* Instruction:
The data must be returned in full and exactly as given.

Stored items
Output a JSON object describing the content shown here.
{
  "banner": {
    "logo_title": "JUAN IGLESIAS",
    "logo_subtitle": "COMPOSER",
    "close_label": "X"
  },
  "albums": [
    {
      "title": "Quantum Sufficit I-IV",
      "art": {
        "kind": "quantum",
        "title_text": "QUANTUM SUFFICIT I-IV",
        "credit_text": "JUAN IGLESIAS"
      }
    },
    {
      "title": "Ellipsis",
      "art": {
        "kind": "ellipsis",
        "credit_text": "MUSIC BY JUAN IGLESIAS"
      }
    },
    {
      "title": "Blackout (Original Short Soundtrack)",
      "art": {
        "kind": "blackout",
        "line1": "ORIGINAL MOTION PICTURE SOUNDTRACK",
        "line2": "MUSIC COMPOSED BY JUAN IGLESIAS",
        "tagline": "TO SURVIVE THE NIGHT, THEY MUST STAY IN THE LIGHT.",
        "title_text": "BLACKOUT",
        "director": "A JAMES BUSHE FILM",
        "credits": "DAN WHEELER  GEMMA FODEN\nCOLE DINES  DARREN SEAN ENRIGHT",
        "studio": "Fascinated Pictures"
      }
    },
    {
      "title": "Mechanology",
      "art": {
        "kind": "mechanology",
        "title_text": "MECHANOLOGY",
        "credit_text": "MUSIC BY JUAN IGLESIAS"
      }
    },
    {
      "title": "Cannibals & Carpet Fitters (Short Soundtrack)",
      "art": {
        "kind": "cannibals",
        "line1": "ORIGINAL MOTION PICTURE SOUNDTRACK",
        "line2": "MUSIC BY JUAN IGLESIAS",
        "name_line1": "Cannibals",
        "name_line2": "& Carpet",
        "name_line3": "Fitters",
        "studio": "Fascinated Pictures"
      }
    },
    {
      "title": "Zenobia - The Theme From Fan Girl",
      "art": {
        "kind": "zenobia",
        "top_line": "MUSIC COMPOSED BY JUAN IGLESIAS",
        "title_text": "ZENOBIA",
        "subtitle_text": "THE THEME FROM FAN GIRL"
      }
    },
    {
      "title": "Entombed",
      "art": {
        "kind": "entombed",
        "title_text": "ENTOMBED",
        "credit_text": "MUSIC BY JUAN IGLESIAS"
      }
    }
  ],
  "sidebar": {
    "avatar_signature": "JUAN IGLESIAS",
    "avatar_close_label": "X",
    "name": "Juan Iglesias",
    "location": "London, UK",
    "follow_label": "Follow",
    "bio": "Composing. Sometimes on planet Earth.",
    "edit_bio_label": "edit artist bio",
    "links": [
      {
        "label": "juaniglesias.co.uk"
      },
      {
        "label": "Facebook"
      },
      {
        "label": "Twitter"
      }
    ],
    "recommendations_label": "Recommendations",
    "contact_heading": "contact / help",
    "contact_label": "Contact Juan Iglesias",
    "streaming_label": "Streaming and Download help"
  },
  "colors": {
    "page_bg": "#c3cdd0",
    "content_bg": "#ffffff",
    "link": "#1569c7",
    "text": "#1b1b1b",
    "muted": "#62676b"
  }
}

* Task solution:
Output a JSON object describing the content shown here.
{
  "banner": {
    "logo_title": "JUAN IGLESIAS",
    "logo_subtitle": "COMPOSER",
    "close_label": "X"
  },
  "albums": [
    {
      "title": "Quantum Sufficit I-IV",
      "art": {
        "kind": "quantum",
        "title_text": "QUANTUM SUFFICIT I-IV",
        "credit_text": "JUAN IGLESIAS"
      }
    },
    {
      "title": "Ellipsis",
      "art": {
        "kind": "ellipsis",
        "credit_text": "MUSIC BY JUAN IGLESIAS"
      }
    },
    {
      "title": "Blackout (Original Short Soundtrack)",
      "art": {
        "kind": "blackout",
        "line1": "ORIGINAL MOTION PICTURE SOUNDTRACK",
        "line2": "MUSIC COMPOSED BY JUAN IGLESIAS",
        "tagline": "TO SURVIVE THE NIGHT, THEY MUST STAY IN THE LIGHT.",
        "title_text": "BLACKOUT",
        "director": "A JAMES BUSHE FILM",
        "credits": "DAN WHEELER  GEMMA FODEN\nCOLE DINES  DARREN SEAN ENRIGHT",
        "studio": "Fascinated Pictures"
      }
    },
    {
      "title": "Mechanology",
      "art": {
        "kind": "mechanology",
        "title_text": "MECHANOLOGY",
        "credit_text": "MUSIC BY JUAN IGLESIAS"
      }
    },
    {
      "title": "Cannibals & Carpet Fitters (Short Soundtrack)",
      "art": {
        "kind": "cannibals",
        "line1": "ORIGINAL MOTION PICTURE SOUNDTRACK",
        "line2": "MUSIC BY JUAN IGLESIAS",
        "name_line1": "Cannibals",
        "name_line2": "& Carpet",
        "name_line3": "Fitters",
        "studio": "Fascinated Pictures"
      }
    },
    {
      "title": "Zenobia - The Theme From Fan Girl",
      "art": {
        "kind": "zenobia",
        "top_line": "MUSIC COMPOSED BY JUAN IGLESIAS",
        "title_text": "ZENOBIA",
        "subtitle_text": "THE THEME FROM FAN GIRL"
      }
    },
    {
      "title": "Entombed",
      "art": {
        "kind": "entombed",
        "title_text": "ENTOMBED",
        "credit_text": "MUSIC BY JUAN IGLESIAS"
      }
    }
  ],
  "sidebar": {
    "avatar_signature": "JUAN IGLESIAS",
    "avatar_close_label": "X",
    "name": "Juan Iglesias",
    "location": "London, UK",
    "follow_label": "Follow",
    "bio": "Composing. Sometimes on planet Earth.",
    "edit_bio_label": "edit artist bio",
    "links": [
      {
        "label": "juaniglesias.co.uk"
      },
      {
        "label": "Facebook"
      },
      {
        "label": "Twitter"
      }
    ],
    "recommendations_label": "Recommendations",
    "contact_heading": "contact / help",
    "contact_label": "Contact Juan Iglesias",
    "streaming_label": "Streaming and Download help"
  },
  "colors": {
    "page_bg": "#c3cdd0",
    "content_bg": "#ffffff",
    "link": "#1569c7",
    "text": "#1b1b1b",
    "muted": "#62676b"
  }
}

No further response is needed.